= STATED PROBLEM =
Omit all images. Write out the rest of the material exactly.

= MATERIAL TO PROCESS =
= = = = =

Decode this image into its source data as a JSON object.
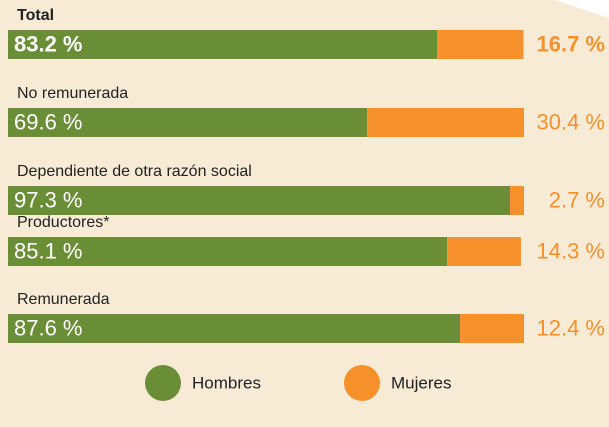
{
  "chart_data": {
    "type": "stacked_bar_horizontal",
    "categories": [
      "Total",
      "No remunerada",
      "Dependiente de otra razón social",
      "Productores*",
      "Remunerada"
    ],
    "xlim": [
      0,
      100
    ],
    "series": [
      {
        "name": "Hombres",
        "color": "#6a8e36",
        "values": [
          83.2,
          69.6,
          97.3,
          85.1,
          87.6
        ],
        "value_labels": [
          "83.2 %",
          "69.6 %",
          "97.3 %",
          "85.1 %",
          "87.6 %"
        ]
      },
      {
        "name": "Mujeres",
        "color": "#f5902b",
        "values": [
          16.7,
          30.4,
          2.7,
          14.3,
          12.4
        ],
        "value_labels": [
          "16.7 %",
          "30.4 %",
          "2.7 %",
          "14.3 %",
          "12.4 %"
        ]
      }
    ]
  }
}
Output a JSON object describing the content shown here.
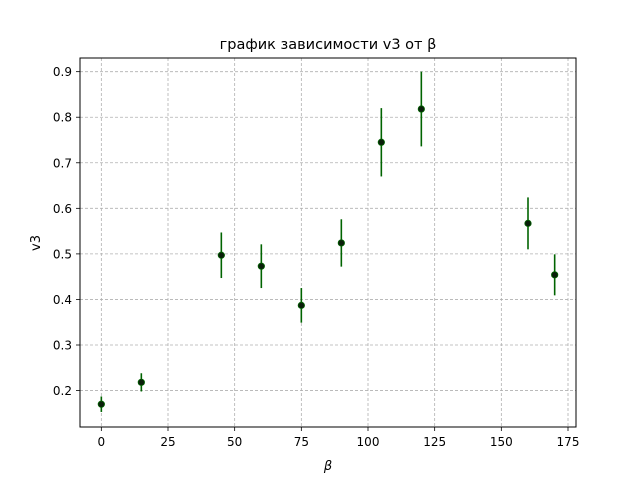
{
  "chart_data": {
    "type": "scatter",
    "title": "график зависимости v3 от β",
    "xlabel": "β",
    "ylabel": "v3",
    "xlim": [
      -8,
      178
    ],
    "ylim": [
      0.12,
      0.93
    ],
    "x_ticks": [
      0,
      25,
      50,
      75,
      100,
      125,
      150,
      175
    ],
    "y_ticks": [
      0.2,
      0.3,
      0.4,
      0.5,
      0.6,
      0.7,
      0.8,
      0.9
    ],
    "grid": true,
    "legend": "none",
    "colors": {
      "marker": "#0a1f0a",
      "error_bar": "#006400"
    },
    "series": [
      {
        "x": [
          0,
          15,
          45,
          60,
          75,
          90,
          105,
          120,
          160,
          170
        ],
        "y": [
          0.17,
          0.218,
          0.497,
          0.473,
          0.387,
          0.524,
          0.745,
          0.818,
          0.567,
          0.454
        ],
        "yerr": [
          0.017,
          0.02,
          0.05,
          0.048,
          0.038,
          0.052,
          0.075,
          0.082,
          0.057,
          0.045
        ]
      }
    ]
  }
}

= = = = =

= EXERCISE RESULT =
Decode this image into its source data as a JSON object.
{
  "chart_data": {
    "type": "stacked_bar_horizontal",
    "categories": [
      "Total",
      "No remunerada",
      "Dependiente de otra razón social",
      "Productores*",
      "Remunerada"
    ],
    "xlim": [
      0,
      100
    ],
    "series": [
      {
        "name": "Hombres",
        "color": "#6a8e36",
        "values": [
          83.2,
          69.6,
          97.3,
          85.1,
          87.6
        ],
        "value_labels": [
          "83.2 %",
          "69.6 %",
          "97.3 %",
          "85.1 %",
          "87.6 %"
        ]
      },
      {
        "name": "Mujeres",
        "color": "#f5902b",
        "values": [
          16.7,
          30.4,
          2.7,
          14.3,
          12.4
        ],
        "value_labels": [
          "16.7 %",
          "30.4 %",
          "2.7 %",
          "14.3 %",
          "12.4 %"
        ]
      }
    ]
  }
}
Output a JSON object describing the content shown here.
{
  "chart_data": {
    "type": "scatter",
    "title": "график зависимости v3 от β",
    "xlabel": "β",
    "ylabel": "v3",
    "xlim": [
      -8,
      178
    ],
    "ylim": [
      0.12,
      0.93
    ],
    "x_ticks": [
      0,
      25,
      50,
      75,
      100,
      125,
      150,
      175
    ],
    "y_ticks": [
      0.2,
      0.3,
      0.4,
      0.5,
      0.6,
      0.7,
      0.8,
      0.9
    ],
    "grid": true,
    "legend": "none",
    "colors": {
      "marker": "#0a1f0a",
      "error_bar": "#006400"
    },
    "series": [
      {
        "x": [
          0,
          15,
          45,
          60,
          75,
          90,
          105,
          120,
          160,
          170
        ],
        "y": [
          0.17,
          0.218,
          0.497,
          0.473,
          0.387,
          0.524,
          0.745,
          0.818,
          0.567,
          0.454
        ],
        "yerr": [
          0.017,
          0.02,
          0.05,
          0.048,
          0.038,
          0.052,
          0.075,
          0.082,
          0.057,
          0.045
        ]
      }
    ]
  }
}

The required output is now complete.